[Dataset records]
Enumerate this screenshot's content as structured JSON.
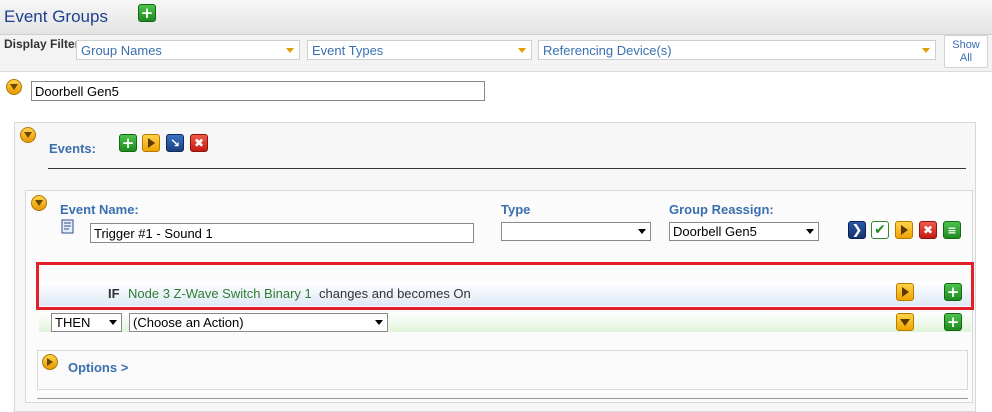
{
  "header": {
    "title": "Event Groups"
  },
  "filters": {
    "label": "Display Filters:",
    "group_names": "Group Names",
    "event_types": "Event Types",
    "referencing": "Referencing Device(s)",
    "show_all": "Show All"
  },
  "group": {
    "name_value": "Doorbell Gen5"
  },
  "events_section": {
    "label": "Events:"
  },
  "event": {
    "name_label": "Event Name:",
    "name_value": "Trigger #1 - Sound 1",
    "type_label": "Type",
    "type_value": "",
    "reassign_label": "Group Reassign:",
    "reassign_value": "Doorbell Gen5"
  },
  "condition": {
    "keyword": "IF",
    "device": "Node 3 Z-Wave Switch Binary 1",
    "text": "changes and becomes On"
  },
  "action": {
    "keyword": "THEN",
    "placeholder": "(Choose an Action)"
  },
  "options": {
    "label": "Options >"
  },
  "colors": {
    "highlight_border": "#e3202a",
    "accent_blue": "#3a6fb0",
    "device_green": "#2e7d32"
  }
}
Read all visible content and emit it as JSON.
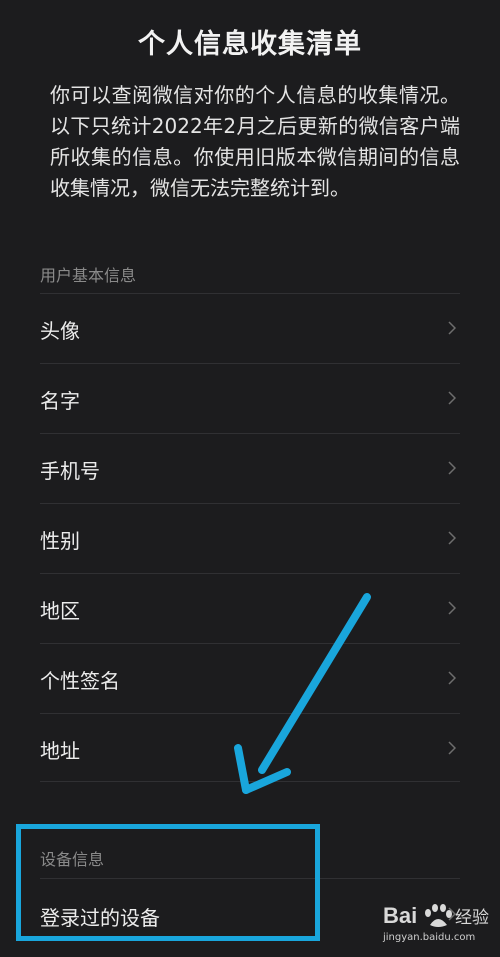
{
  "header": {
    "title": "个人信息收集清单",
    "description": "你可以查阅微信对你的个人信息的收集情况。以下只统计2022年2月之后更新的微信客户端所收集的信息。你使用旧版本微信期间的信息收集情况，微信无法完整统计到。"
  },
  "sections": [
    {
      "label": "用户基本信息",
      "items": [
        {
          "label": "头像"
        },
        {
          "label": "名字"
        },
        {
          "label": "手机号"
        },
        {
          "label": "性别"
        },
        {
          "label": "地区"
        },
        {
          "label": "个性签名"
        },
        {
          "label": "地址"
        }
      ]
    },
    {
      "label": "设备信息",
      "items": [
        {
          "label": "登录过的设备"
        }
      ]
    }
  ],
  "icons": {
    "row_chevron": "chevron-right-icon",
    "annotation": "arrow-down-left-icon"
  },
  "colors": {
    "background": "#1c1c1e",
    "text": "#ececec",
    "section_label": "#8a8a8a",
    "divider": "#303033",
    "annotation": "#19a6dc"
  },
  "watermark": {
    "logo_text": "Bai经验",
    "url": "jingyan.baidu.com"
  }
}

> [What you will do]: Exclude every picture and copy the remaining data exactly.

> [Worked answer]:
Enumerate this screenshot's content as structured JSON.
{
  "header": {
    "title": "Event Groups"
  },
  "filters": {
    "label": "Display Filters:",
    "group_names": "Group Names",
    "event_types": "Event Types",
    "referencing": "Referencing Device(s)",
    "show_all": "Show All"
  },
  "group": {
    "name_value": "Doorbell Gen5"
  },
  "events_section": {
    "label": "Events:"
  },
  "event": {
    "name_label": "Event Name:",
    "name_value": "Trigger #1 - Sound 1",
    "type_label": "Type",
    "type_value": "",
    "reassign_label": "Group Reassign:",
    "reassign_value": "Doorbell Gen5"
  },
  "condition": {
    "keyword": "IF",
    "device": "Node 3 Z-Wave Switch Binary 1",
    "text": "changes and becomes On"
  },
  "action": {
    "keyword": "THEN",
    "placeholder": "(Choose an Action)"
  },
  "options": {
    "label": "Options >"
  },
  "colors": {
    "highlight_border": "#e3202a",
    "accent_blue": "#3a6fb0",
    "device_green": "#2e7d32"
  }
}
Read all visible content and emit it as JSON.
{
  "header": {
    "title": "个人信息收集清单",
    "description": "你可以查阅微信对你的个人信息的收集情况。以下只统计2022年2月之后更新的微信客户端所收集的信息。你使用旧版本微信期间的信息收集情况，微信无法完整统计到。"
  },
  "sections": [
    {
      "label": "用户基本信息",
      "items": [
        {
          "label": "头像"
        },
        {
          "label": "名字"
        },
        {
          "label": "手机号"
        },
        {
          "label": "性别"
        },
        {
          "label": "地区"
        },
        {
          "label": "个性签名"
        },
        {
          "label": "地址"
        }
      ]
    },
    {
      "label": "设备信息",
      "items": [
        {
          "label": "登录过的设备"
        }
      ]
    }
  ],
  "icons": {
    "row_chevron": "chevron-right-icon",
    "annotation": "arrow-down-left-icon"
  },
  "colors": {
    "background": "#1c1c1e",
    "text": "#ececec",
    "section_label": "#8a8a8a",
    "divider": "#303033",
    "annotation": "#19a6dc"
  },
  "watermark": {
    "logo_text": "Bai经验",
    "url": "jingyan.baidu.com"
  }
}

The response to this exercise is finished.